To be done> Go through the records and extract every line with the word "Predicted".

=== Stored data ===

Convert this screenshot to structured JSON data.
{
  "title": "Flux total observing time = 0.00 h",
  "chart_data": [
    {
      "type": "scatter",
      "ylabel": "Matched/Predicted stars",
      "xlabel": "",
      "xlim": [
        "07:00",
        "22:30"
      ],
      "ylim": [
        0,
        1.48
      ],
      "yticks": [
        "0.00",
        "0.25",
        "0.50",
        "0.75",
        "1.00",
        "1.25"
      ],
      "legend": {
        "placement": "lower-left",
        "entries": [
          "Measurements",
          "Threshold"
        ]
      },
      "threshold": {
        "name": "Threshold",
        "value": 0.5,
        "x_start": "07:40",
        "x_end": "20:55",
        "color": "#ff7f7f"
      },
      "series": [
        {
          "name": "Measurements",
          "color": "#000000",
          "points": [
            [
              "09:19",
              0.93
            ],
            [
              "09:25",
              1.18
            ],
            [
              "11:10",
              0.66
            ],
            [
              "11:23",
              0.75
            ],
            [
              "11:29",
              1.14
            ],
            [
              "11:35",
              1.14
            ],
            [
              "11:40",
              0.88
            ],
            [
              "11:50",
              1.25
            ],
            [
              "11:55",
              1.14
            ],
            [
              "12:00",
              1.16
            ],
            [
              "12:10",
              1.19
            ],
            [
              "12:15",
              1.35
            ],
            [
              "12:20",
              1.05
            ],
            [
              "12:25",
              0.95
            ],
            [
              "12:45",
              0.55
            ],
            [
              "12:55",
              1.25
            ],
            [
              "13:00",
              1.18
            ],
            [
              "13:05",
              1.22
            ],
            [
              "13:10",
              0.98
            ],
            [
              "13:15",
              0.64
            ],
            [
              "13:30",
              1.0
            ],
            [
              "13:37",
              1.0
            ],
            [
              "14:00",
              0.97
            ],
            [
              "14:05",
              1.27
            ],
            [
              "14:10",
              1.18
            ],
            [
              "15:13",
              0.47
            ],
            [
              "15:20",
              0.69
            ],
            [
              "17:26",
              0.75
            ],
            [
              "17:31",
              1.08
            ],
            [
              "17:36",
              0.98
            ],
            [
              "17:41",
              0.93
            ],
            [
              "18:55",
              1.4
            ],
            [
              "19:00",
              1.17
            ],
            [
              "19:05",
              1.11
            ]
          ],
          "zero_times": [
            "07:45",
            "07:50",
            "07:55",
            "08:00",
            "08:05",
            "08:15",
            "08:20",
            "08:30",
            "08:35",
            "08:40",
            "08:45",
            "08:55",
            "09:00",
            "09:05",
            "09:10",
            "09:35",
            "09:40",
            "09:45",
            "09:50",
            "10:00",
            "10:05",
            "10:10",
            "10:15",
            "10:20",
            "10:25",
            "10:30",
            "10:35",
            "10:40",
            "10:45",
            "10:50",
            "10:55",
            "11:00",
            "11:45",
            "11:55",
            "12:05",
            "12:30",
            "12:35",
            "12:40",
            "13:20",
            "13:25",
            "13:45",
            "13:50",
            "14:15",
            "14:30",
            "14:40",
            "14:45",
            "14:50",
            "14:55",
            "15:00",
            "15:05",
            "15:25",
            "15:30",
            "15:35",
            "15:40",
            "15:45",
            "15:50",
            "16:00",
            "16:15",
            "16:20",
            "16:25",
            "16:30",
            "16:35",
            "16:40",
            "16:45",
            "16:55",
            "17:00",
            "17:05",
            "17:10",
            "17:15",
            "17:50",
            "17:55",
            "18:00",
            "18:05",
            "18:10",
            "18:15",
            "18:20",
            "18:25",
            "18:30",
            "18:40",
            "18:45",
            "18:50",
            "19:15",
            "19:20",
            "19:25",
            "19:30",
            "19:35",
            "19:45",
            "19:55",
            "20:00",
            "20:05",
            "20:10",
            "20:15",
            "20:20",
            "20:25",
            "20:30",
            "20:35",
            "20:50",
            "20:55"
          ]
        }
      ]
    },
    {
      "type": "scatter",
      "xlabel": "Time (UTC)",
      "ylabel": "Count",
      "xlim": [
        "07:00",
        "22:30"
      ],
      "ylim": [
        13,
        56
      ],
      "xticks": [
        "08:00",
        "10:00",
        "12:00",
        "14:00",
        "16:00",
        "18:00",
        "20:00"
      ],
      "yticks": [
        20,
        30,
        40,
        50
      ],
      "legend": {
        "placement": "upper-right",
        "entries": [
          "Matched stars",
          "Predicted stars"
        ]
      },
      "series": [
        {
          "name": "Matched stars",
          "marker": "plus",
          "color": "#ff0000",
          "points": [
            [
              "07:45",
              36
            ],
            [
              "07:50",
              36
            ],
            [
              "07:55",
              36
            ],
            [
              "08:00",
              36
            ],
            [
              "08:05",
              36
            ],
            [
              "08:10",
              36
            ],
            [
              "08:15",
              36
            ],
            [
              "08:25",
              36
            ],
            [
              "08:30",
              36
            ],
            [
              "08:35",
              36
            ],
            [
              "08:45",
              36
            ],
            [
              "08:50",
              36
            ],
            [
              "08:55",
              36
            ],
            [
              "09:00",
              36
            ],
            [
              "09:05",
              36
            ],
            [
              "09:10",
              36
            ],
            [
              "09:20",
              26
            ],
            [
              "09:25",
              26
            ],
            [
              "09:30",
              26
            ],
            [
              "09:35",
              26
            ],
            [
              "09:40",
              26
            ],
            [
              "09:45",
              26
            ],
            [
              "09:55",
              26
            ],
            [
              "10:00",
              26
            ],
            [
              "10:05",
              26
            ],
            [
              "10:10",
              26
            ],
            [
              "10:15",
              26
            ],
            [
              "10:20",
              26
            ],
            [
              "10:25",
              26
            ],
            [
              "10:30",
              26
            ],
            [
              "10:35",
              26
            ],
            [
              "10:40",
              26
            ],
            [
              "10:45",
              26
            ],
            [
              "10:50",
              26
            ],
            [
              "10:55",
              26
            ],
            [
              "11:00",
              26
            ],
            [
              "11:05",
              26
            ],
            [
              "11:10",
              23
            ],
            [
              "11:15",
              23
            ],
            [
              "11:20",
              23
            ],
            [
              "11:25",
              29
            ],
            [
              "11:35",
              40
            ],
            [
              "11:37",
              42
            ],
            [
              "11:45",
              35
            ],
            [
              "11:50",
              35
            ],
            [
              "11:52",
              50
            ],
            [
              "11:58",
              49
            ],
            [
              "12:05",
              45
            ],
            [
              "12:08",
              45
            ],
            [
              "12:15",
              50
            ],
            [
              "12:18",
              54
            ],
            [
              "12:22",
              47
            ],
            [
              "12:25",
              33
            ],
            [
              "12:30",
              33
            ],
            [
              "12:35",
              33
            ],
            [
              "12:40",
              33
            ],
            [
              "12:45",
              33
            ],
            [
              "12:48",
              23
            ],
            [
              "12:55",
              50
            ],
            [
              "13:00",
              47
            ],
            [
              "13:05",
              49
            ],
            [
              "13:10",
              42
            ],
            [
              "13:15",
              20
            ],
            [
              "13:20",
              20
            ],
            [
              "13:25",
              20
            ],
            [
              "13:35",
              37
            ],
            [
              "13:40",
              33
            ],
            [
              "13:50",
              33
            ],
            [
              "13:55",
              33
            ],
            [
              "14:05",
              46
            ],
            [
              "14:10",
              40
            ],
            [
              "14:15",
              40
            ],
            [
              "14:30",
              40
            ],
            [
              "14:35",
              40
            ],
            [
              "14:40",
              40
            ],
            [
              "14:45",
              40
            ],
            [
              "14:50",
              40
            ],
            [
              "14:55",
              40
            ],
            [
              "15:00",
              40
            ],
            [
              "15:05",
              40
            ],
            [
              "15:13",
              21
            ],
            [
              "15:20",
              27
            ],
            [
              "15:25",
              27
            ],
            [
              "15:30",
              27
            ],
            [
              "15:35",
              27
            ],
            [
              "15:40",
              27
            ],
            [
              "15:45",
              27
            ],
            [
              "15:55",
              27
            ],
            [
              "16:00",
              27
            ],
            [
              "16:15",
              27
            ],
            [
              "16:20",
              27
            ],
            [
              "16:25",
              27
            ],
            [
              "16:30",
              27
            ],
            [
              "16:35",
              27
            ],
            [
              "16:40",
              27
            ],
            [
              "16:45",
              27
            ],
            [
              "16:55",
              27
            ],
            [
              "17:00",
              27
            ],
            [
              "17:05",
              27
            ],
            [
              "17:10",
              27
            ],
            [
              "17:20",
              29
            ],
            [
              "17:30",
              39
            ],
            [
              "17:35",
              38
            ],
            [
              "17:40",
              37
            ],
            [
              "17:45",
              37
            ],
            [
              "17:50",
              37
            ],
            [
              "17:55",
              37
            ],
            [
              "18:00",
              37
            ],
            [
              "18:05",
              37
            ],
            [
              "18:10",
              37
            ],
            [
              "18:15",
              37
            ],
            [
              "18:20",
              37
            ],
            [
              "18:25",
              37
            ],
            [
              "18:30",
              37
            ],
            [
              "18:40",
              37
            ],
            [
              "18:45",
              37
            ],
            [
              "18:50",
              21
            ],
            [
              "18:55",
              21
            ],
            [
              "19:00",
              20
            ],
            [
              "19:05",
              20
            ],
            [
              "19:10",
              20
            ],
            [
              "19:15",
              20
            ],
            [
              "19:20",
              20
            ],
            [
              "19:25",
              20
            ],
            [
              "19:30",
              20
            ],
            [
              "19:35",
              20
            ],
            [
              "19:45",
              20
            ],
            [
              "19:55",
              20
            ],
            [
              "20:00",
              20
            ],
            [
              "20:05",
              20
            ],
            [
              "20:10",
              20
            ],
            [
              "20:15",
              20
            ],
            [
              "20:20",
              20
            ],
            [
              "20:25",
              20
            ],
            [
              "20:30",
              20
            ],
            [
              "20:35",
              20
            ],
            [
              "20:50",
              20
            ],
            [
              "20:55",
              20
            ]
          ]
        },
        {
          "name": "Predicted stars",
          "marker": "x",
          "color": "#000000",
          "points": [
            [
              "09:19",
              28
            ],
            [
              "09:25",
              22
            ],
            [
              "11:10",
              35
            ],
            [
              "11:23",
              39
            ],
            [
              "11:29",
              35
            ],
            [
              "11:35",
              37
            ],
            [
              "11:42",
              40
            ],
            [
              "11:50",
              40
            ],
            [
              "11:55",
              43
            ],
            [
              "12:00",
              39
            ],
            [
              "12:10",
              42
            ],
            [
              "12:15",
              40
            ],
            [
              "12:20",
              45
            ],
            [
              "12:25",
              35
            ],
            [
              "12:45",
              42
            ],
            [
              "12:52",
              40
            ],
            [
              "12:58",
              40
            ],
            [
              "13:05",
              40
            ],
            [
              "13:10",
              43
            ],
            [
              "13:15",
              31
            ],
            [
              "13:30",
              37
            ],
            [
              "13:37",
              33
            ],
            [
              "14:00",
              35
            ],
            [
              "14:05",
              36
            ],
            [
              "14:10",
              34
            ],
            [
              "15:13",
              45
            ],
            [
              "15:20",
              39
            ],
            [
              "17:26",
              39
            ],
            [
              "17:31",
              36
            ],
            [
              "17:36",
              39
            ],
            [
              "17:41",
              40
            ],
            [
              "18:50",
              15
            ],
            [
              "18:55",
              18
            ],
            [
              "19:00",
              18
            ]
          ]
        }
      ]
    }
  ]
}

===

The answer>
      "ylabel": "Matched/Predicted stars",
          "Predicted stars"
          "name": "Predicted stars",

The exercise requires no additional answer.